Brief:
In the material below, find all lines with the string "different" and copy them.

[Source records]
[start]

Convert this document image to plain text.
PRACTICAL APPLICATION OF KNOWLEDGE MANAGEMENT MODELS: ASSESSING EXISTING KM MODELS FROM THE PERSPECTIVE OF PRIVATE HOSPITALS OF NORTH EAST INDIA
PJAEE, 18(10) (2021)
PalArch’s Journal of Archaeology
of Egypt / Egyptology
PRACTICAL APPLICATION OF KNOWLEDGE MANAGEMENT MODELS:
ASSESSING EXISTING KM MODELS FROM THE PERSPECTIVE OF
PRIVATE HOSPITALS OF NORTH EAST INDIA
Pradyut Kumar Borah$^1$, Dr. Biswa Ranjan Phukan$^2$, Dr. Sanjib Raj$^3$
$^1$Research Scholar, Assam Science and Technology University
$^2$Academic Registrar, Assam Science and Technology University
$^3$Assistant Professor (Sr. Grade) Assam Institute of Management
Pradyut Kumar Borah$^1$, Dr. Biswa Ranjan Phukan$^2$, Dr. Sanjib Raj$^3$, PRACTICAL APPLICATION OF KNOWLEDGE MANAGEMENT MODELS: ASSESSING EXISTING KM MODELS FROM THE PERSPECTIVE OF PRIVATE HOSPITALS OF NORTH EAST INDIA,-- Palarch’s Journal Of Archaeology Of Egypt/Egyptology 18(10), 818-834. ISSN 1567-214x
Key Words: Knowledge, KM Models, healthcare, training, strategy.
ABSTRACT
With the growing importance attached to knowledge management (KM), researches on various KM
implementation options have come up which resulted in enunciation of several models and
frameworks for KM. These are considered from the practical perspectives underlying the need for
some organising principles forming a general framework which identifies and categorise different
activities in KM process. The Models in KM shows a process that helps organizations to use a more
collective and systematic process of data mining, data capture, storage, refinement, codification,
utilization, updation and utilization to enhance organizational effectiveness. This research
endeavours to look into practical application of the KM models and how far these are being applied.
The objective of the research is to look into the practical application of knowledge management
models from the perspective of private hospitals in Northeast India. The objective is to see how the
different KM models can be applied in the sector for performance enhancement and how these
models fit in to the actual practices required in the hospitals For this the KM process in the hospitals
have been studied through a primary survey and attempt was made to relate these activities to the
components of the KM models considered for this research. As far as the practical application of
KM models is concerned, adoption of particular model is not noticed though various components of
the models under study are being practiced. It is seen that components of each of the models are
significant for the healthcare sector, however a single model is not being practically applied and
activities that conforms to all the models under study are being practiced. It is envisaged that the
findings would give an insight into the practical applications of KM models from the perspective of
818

[end]

Full response:
some organising principles forming a general framework which identifies and categorise different
different KM models can be applied in the sector for performance enhancement and how these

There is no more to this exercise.